» **Exercise description**:
Would you write out the entries again, exactly as they are, but without images?

[Data excerpts]
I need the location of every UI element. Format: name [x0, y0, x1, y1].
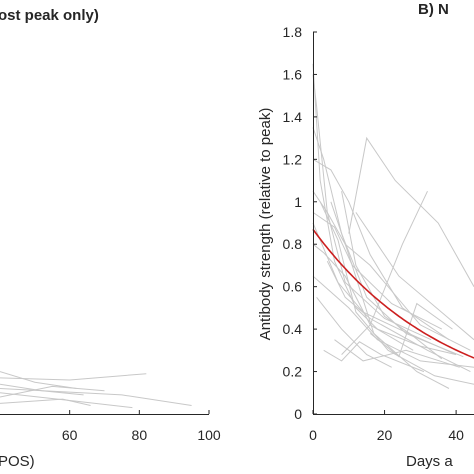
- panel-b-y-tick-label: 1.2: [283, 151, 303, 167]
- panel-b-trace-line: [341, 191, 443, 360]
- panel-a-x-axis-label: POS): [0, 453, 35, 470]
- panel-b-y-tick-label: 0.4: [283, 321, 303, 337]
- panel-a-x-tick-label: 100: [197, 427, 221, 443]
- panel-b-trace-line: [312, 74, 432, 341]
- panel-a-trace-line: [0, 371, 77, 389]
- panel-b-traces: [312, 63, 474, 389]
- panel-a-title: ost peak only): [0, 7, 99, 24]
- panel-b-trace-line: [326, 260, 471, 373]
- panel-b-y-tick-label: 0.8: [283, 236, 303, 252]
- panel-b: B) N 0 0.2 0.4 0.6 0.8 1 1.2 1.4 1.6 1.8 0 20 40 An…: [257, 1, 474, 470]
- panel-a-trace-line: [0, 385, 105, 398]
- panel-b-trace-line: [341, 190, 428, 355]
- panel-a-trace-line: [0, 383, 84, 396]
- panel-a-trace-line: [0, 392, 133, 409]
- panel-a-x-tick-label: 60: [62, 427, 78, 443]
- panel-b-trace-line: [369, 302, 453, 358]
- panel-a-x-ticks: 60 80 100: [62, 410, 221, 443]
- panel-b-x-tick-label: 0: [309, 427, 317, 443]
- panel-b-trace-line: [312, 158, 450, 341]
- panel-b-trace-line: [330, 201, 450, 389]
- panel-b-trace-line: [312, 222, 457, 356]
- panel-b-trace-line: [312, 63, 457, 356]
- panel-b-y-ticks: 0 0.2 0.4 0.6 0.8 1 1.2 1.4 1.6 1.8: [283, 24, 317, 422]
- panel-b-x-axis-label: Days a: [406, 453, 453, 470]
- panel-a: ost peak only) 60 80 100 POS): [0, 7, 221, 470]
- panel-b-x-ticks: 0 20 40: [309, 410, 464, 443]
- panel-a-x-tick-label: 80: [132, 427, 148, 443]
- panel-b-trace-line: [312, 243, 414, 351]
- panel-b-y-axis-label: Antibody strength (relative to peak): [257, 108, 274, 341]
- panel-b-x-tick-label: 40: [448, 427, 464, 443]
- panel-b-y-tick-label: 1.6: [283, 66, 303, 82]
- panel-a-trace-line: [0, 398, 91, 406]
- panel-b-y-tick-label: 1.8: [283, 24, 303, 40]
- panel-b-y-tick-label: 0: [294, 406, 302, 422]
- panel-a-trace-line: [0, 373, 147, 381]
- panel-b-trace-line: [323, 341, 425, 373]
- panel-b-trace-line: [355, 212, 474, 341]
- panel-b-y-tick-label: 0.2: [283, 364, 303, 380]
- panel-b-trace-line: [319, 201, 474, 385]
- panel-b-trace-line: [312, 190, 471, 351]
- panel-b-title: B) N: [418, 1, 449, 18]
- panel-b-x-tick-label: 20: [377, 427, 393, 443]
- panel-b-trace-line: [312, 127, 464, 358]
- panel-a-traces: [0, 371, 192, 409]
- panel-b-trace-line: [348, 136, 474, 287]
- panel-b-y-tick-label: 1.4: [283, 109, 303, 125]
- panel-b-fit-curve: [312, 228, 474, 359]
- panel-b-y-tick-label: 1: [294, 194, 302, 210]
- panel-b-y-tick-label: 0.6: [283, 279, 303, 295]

» **Solution to this task**:
I need the location of every UI element. Format: name [x0, y0, x1, y1].
- panel-b-y-tick-label: 1.2: [283, 151, 303, 167]
- panel-b-trace-line: [341, 191, 443, 360]
- panel-a-x-axis-label: POS): [0, 453, 35, 470]
- panel-b-y-tick-label: 0.4: [283, 321, 303, 337]
- panel-a-x-tick-label: 100: [197, 427, 221, 443]
- panel-b-trace-line: [312, 74, 432, 341]
- panel-a-trace-line: [0, 371, 77, 389]
- panel-b-traces: [312, 63, 474, 389]
- panel-a-title: ost peak only): [0, 7, 99, 24]
- panel-b-trace-line: [326, 260, 471, 373]
- panel-b-y-tick-label: 0.8: [283, 236, 303, 252]
- panel-b: B) N 0 0.2 0.4 0.6 0.8 1 1.2 1.4 1.6 1.8 0 20 40 An…: [257, 1, 474, 470]
- panel-a-trace-line: [0, 385, 105, 398]
- panel-b-trace-line: [341, 190, 428, 355]
- panel-a-trace-line: [0, 383, 84, 396]
- panel-a-trace-line: [0, 392, 133, 409]
- panel-a-x-tick-label: 60: [62, 427, 78, 443]
- panel-b-trace-line: [369, 302, 453, 358]
- panel-a-x-ticks: 60 80 100: [62, 410, 221, 443]
- panel-b-x-tick-label: 0: [309, 427, 317, 443]
- panel-b-trace-line: [312, 158, 450, 341]
- panel-b-trace-line: [330, 201, 450, 389]
- panel-b-trace-line: [312, 222, 457, 356]
- panel-b-trace-line: [312, 63, 457, 356]
- panel-b-y-ticks: 0 0.2 0.4 0.6 0.8 1 1.2 1.4 1.6 1.8: [283, 24, 317, 422]
- panel-b-x-axis-label: Days a: [406, 453, 453, 470]
- panel-a: ost peak only) 60 80 100 POS): [0, 7, 221, 470]
- panel-b-x-ticks: 0 20 40: [309, 410, 464, 443]
- panel-a-x-tick-label: 80: [132, 427, 148, 443]
- panel-b-trace-line: [312, 243, 414, 351]
- panel-b-y-axis-label: Antibody strength (relative to peak): [257, 108, 274, 341]
- panel-b-x-tick-label: 40: [448, 427, 464, 443]
- panel-b-y-tick-label: 1.6: [283, 66, 303, 82]
- panel-a-trace-line: [0, 398, 91, 406]
- panel-b-y-tick-label: 1.8: [283, 24, 303, 40]
- panel-b-y-tick-label: 0: [294, 406, 302, 422]
- panel-a-trace-line: [0, 373, 147, 381]
- panel-b-trace-line: [323, 341, 425, 373]
- panel-b-trace-line: [355, 212, 474, 341]
- panel-b-y-tick-label: 0.2: [283, 364, 303, 380]
- panel-b-trace-line: [319, 201, 474, 385]
- panel-b-trace-line: [312, 190, 471, 351]
- panel-b-title: B) N: [418, 1, 449, 18]
- panel-b-x-tick-label: 20: [377, 427, 393, 443]
- panel-b-trace-line: [312, 127, 464, 358]
- panel-a-traces: [0, 371, 192, 409]
- panel-b-trace-line: [348, 136, 474, 287]
- panel-b-y-tick-label: 1.4: [283, 109, 303, 125]
- panel-b-fit-curve: [312, 228, 474, 359]
- panel-b-y-tick-label: 1: [294, 194, 302, 210]
- panel-b-y-tick-label: 0.6: [283, 279, 303, 295]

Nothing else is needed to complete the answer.